(Exercise prompt): Count every line in the entries that follow where the word "hình" appears, then state only the total.

(Exercise material):
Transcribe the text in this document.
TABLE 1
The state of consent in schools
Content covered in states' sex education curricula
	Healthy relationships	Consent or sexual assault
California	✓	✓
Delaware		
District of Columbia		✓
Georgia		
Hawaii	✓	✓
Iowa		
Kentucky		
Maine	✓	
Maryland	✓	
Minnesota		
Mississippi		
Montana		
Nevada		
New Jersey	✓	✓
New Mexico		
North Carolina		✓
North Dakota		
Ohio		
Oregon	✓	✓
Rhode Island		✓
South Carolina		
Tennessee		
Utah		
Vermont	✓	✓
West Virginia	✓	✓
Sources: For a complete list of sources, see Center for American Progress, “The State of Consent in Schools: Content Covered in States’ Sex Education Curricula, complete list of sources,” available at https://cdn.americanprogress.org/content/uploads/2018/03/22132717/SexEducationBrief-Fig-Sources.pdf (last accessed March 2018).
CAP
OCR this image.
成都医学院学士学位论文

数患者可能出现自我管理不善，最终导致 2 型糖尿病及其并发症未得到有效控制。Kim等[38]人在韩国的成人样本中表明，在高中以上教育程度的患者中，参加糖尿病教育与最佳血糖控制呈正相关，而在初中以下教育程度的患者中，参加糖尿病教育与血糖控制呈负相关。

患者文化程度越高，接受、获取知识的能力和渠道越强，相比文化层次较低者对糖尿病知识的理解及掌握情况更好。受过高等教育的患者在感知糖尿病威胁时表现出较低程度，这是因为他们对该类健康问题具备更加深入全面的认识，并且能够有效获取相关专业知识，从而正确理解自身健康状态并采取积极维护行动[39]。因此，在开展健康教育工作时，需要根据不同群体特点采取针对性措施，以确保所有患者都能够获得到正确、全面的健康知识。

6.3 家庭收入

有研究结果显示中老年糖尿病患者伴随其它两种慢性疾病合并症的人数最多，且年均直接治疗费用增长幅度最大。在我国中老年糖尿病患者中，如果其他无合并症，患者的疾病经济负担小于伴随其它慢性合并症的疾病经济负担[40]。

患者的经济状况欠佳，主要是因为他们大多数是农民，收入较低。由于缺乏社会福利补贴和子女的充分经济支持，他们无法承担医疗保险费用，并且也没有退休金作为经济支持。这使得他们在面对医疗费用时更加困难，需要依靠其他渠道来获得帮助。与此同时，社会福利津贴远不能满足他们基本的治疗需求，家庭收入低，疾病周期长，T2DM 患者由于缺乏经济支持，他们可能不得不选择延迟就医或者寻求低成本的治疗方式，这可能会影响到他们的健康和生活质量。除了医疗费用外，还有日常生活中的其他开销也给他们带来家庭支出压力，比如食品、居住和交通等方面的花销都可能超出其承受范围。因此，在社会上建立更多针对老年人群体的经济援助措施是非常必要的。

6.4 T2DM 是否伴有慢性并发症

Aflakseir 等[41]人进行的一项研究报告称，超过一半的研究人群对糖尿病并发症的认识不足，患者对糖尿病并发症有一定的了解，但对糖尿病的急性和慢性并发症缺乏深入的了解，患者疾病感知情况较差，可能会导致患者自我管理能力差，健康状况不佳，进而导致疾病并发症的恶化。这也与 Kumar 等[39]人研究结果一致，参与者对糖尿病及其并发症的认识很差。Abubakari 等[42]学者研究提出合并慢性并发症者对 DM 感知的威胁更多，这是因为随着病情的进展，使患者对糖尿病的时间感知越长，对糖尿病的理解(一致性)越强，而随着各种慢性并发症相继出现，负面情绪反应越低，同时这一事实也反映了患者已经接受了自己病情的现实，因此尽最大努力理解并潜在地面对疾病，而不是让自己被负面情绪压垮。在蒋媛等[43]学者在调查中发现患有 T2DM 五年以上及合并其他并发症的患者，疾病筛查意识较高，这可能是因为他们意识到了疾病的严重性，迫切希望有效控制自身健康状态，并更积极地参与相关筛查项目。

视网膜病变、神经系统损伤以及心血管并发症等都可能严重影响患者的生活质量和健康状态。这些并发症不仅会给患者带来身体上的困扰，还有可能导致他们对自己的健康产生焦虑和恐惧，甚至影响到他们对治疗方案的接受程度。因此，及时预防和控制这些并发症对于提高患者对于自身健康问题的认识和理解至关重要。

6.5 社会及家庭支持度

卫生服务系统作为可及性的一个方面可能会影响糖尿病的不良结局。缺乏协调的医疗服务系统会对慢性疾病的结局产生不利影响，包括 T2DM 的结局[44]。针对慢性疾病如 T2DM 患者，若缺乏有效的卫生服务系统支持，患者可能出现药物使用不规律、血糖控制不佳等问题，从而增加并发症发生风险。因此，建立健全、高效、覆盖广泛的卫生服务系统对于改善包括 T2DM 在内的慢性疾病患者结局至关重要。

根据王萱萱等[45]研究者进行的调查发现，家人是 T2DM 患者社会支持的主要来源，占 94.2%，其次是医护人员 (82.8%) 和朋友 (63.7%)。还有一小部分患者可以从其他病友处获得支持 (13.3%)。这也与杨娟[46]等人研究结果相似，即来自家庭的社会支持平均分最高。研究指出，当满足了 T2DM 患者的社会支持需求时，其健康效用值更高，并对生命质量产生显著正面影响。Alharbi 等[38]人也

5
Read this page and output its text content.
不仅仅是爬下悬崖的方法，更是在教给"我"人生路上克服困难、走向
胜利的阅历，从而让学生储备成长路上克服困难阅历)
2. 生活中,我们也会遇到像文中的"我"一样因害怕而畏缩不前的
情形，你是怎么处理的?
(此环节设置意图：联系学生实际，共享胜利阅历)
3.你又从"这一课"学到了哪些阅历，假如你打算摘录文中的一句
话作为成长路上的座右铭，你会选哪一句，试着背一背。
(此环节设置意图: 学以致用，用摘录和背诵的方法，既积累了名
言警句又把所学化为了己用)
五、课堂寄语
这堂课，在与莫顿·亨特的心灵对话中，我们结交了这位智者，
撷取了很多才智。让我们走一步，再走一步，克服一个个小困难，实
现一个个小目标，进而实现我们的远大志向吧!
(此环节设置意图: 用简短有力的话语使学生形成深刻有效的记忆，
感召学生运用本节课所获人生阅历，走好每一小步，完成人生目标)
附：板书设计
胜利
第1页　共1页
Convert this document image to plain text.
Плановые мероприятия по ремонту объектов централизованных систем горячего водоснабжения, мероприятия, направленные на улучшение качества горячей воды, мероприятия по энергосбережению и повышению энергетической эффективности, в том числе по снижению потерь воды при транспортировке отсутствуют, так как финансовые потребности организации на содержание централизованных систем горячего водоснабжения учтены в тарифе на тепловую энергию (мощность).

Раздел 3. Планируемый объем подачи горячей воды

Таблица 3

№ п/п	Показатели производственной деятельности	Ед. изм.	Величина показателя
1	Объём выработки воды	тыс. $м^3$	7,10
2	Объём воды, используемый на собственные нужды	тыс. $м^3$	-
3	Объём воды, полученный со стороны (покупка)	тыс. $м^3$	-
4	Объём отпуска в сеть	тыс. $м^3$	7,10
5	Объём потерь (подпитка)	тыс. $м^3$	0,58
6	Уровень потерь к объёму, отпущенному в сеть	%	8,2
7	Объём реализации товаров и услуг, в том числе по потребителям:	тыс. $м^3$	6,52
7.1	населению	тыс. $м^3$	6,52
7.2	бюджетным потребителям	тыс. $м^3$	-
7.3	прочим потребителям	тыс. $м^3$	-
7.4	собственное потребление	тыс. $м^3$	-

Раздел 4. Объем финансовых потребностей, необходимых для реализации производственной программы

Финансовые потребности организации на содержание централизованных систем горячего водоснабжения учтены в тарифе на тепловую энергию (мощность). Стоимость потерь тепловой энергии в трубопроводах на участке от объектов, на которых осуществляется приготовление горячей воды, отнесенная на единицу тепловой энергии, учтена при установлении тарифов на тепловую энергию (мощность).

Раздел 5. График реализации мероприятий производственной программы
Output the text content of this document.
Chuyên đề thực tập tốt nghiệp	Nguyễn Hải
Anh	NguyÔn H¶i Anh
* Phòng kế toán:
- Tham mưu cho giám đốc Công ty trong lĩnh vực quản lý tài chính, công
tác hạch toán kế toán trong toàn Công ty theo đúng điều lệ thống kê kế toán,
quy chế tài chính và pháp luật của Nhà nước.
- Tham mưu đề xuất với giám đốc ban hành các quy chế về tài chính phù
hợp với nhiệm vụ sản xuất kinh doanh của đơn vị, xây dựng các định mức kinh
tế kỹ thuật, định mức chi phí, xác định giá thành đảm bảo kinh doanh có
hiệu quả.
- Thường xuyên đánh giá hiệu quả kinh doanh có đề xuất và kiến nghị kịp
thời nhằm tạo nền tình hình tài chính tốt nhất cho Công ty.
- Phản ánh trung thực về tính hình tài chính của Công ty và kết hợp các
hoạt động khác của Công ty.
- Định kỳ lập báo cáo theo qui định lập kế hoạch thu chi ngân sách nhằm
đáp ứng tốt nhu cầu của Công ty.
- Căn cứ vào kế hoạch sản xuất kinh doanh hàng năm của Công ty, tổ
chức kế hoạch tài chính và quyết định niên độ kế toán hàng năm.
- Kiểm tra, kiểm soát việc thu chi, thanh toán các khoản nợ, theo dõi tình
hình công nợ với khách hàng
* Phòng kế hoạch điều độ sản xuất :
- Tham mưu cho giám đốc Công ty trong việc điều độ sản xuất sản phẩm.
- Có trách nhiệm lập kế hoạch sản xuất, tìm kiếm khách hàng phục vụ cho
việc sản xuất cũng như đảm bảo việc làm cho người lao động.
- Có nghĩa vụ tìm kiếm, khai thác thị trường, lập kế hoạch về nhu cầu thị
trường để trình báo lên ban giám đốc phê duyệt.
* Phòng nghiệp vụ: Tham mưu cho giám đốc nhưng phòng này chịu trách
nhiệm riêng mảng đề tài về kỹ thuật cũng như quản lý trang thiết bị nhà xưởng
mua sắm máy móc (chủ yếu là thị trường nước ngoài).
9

(Written response): 3